* PROBLEM TO SOLVE:
Repeat, without any change, the entries presented below.

☆ ☆ ☆ ☆ ☆ ☆ ☆

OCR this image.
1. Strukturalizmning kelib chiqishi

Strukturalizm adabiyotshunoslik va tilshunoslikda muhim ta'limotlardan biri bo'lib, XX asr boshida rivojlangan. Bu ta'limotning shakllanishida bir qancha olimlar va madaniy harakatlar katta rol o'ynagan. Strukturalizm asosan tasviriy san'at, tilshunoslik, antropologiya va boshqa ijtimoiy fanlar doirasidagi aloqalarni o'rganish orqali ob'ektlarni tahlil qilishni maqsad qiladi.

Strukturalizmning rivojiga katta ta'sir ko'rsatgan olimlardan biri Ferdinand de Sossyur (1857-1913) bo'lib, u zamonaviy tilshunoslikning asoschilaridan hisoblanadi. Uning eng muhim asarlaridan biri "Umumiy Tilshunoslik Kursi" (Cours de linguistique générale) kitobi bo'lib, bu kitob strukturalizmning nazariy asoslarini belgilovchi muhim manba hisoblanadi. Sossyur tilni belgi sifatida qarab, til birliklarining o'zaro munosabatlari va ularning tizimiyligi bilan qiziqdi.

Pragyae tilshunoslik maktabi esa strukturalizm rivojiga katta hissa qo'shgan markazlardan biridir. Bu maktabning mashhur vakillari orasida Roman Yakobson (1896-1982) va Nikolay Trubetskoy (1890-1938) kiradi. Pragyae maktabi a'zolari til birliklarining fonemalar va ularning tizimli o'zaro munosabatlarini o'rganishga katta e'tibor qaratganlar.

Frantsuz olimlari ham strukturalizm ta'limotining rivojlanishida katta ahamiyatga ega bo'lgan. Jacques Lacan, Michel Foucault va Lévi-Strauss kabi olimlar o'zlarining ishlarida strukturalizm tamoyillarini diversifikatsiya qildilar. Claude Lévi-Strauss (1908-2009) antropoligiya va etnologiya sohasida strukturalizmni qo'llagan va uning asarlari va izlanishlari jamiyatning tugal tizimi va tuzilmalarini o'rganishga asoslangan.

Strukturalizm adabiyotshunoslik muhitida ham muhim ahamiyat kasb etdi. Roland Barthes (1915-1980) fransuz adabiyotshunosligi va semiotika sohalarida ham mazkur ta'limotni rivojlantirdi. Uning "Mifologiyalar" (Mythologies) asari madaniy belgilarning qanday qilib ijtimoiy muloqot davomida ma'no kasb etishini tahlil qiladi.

☆ ☆ ☆ ☆ ☆ ☆ ☆

* REPLY:
OCR this image.
1. Strukturalizmning kelib chiqishi

Strukturalizm adabiyotshunoslik va tilshunoslikda muhim ta'limotlardan biri bo'lib, XX asr boshida rivojlangan. Bu ta'limotning shakllanishida bir qancha olimlar va madaniy harakatlar katta rol o'ynagan. Strukturalizm asosan tasviriy san'at, tilshunoslik, antropologiya va boshqa ijtimoiy fanlar doirasidagi aloqalarni o'rganish orqali ob'ektlarni tahlil qilishni maqsad qiladi.

Strukturalizmning rivojiga katta ta'sir ko'rsatgan olimlardan biri Ferdinand de Sossyur (1857-1913) bo'lib, u zamonaviy tilshunoslikning asoschilaridan hisoblanadi. Uning eng muhim asarlaridan biri "Umumiy Tilshunoslik Kursi" (Cours de linguistique générale) kitobi bo'lib, bu kitob strukturalizmning nazariy asoslarini belgilovchi muhim manba hisoblanadi. Sossyur tilni belgi sifatida qarab, til birliklarining o'zaro munosabatlari va ularning tizimiyligi bilan qiziqdi.

Pragyae tilshunoslik maktabi esa strukturalizm rivojiga katta hissa qo'shgan markazlardan biridir. Bu maktabning mashhur vakillari orasida Roman Yakobson (1896-1982) va Nikolay Trubetskoy (1890-1938) kiradi. Pragyae maktabi a'zolari til birliklarining fonemalar va ularning tizimli o'zaro munosabatlarini o'rganishga katta e'tibor qaratganlar.

Frantsuz olimlari ham strukturalizm ta'limotining rivojlanishida katta ahamiyatga ega bo'lgan. Jacques Lacan, Michel Foucault va Lévi-Strauss kabi olimlar o'zlarining ishlarida strukturalizm tamoyillarini diversifikatsiya qildilar. Claude Lévi-Strauss (1908-2009) antropoligiya va etnologiya sohasida strukturalizmni qo'llagan va uning asarlari va izlanishlari jamiyatning tugal tizimi va tuzilmalarini o'rganishga asoslangan.

Strukturalizm adabiyotshunoslik muhitida ham muhim ahamiyat kasb etdi. Roland Barthes (1915-1980) fransuz adabiyotshunosligi va semiotika sohalarida ham mazkur ta'limotni rivojlantirdi. Uning "Mifologiyalar" (Mythologies) asari madaniy belgilarning qanday qilib ijtimoiy muloqot davomida ma'no kasb etishini tahlil qiladi.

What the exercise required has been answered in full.